> Work to be completed
Output all lines exactly, with nothing added or dropped.

** BEGIN **

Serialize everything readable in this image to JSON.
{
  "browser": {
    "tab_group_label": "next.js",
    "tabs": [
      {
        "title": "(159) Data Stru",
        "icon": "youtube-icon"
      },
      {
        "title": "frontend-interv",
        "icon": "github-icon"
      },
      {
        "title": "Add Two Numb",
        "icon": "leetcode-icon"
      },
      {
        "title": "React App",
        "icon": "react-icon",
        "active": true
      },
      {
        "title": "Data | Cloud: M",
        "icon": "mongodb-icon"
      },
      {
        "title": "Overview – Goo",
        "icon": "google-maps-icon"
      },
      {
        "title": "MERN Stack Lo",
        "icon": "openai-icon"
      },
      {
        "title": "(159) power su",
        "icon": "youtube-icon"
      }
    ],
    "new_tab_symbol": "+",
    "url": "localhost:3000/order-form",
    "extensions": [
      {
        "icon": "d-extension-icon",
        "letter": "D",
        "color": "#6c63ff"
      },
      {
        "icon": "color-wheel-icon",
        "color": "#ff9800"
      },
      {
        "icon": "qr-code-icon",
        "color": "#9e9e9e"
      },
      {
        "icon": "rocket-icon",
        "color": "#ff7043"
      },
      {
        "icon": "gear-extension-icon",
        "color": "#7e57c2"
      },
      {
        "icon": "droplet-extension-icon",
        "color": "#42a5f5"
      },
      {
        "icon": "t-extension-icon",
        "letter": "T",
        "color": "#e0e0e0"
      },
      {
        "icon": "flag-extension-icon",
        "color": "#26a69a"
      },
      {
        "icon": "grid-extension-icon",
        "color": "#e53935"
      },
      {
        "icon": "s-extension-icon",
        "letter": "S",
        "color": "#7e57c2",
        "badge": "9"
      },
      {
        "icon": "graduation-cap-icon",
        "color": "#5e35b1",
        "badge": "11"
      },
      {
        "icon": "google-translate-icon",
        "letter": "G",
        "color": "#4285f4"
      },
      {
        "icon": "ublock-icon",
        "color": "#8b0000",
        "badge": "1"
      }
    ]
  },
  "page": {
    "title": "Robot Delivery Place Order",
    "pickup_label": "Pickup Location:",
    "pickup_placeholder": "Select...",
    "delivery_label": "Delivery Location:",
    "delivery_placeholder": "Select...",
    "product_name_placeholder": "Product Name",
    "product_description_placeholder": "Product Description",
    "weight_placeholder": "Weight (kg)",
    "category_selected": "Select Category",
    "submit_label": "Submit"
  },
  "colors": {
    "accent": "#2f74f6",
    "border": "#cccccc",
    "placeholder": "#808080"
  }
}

** END **

> Solution for this exercise
Serialize everything readable in this image to JSON.
{
  "browser": {
    "tab_group_label": "next.js",
    "tabs": [
      {
        "title": "(159) Data Stru",
        "icon": "youtube-icon"
      },
      {
        "title": "frontend-interv",
        "icon": "github-icon"
      },
      {
        "title": "Add Two Numb",
        "icon": "leetcode-icon"
      },
      {
        "title": "React App",
        "icon": "react-icon",
        "active": true
      },
      {
        "title": "Data | Cloud: M",
        "icon": "mongodb-icon"
      },
      {
        "title": "Overview – Goo",
        "icon": "google-maps-icon"
      },
      {
        "title": "MERN Stack Lo",
        "icon": "openai-icon"
      },
      {
        "title": "(159) power su",
        "icon": "youtube-icon"
      }
    ],
    "new_tab_symbol": "+",
    "url": "localhost:3000/order-form",
    "extensions": [
      {
        "icon": "d-extension-icon",
        "letter": "D",
        "color": "#6c63ff"
      },
      {
        "icon": "color-wheel-icon",
        "color": "#ff9800"
      },
      {
        "icon": "qr-code-icon",
        "color": "#9e9e9e"
      },
      {
        "icon": "rocket-icon",
        "color": "#ff7043"
      },
      {
        "icon": "gear-extension-icon",
        "color": "#7e57c2"
      },
      {
        "icon": "droplet-extension-icon",
        "color": "#42a5f5"
      },
      {
        "icon": "t-extension-icon",
        "letter": "T",
        "color": "#e0e0e0"
      },
      {
        "icon": "flag-extension-icon",
        "color": "#26a69a"
      },
      {
        "icon": "grid-extension-icon",
        "color": "#e53935"
      },
      {
        "icon": "s-extension-icon",
        "letter": "S",
        "color": "#7e57c2",
        "badge": "9"
      },
      {
        "icon": "graduation-cap-icon",
        "color": "#5e35b1",
        "badge": "11"
      },
      {
        "icon": "google-translate-icon",
        "letter": "G",
        "color": "#4285f4"
      },
      {
        "icon": "ublock-icon",
        "color": "#8b0000",
        "badge": "1"
      }
    ]
  },
  "page": {
    "title": "Robot Delivery Place Order",
    "pickup_label": "Pickup Location:",
    "pickup_placeholder": "Select...",
    "delivery_label": "Delivery Location:",
    "delivery_placeholder": "Select...",
    "product_name_placeholder": "Product Name",
    "product_description_placeholder": "Product Description",
    "weight_placeholder": "Weight (kg)",
    "category_selected": "Select Category",
    "submit_label": "Submit"
  },
  "colors": {
    "accent": "#2f74f6",
    "border": "#cccccc",
    "placeholder": "#808080"
  }
}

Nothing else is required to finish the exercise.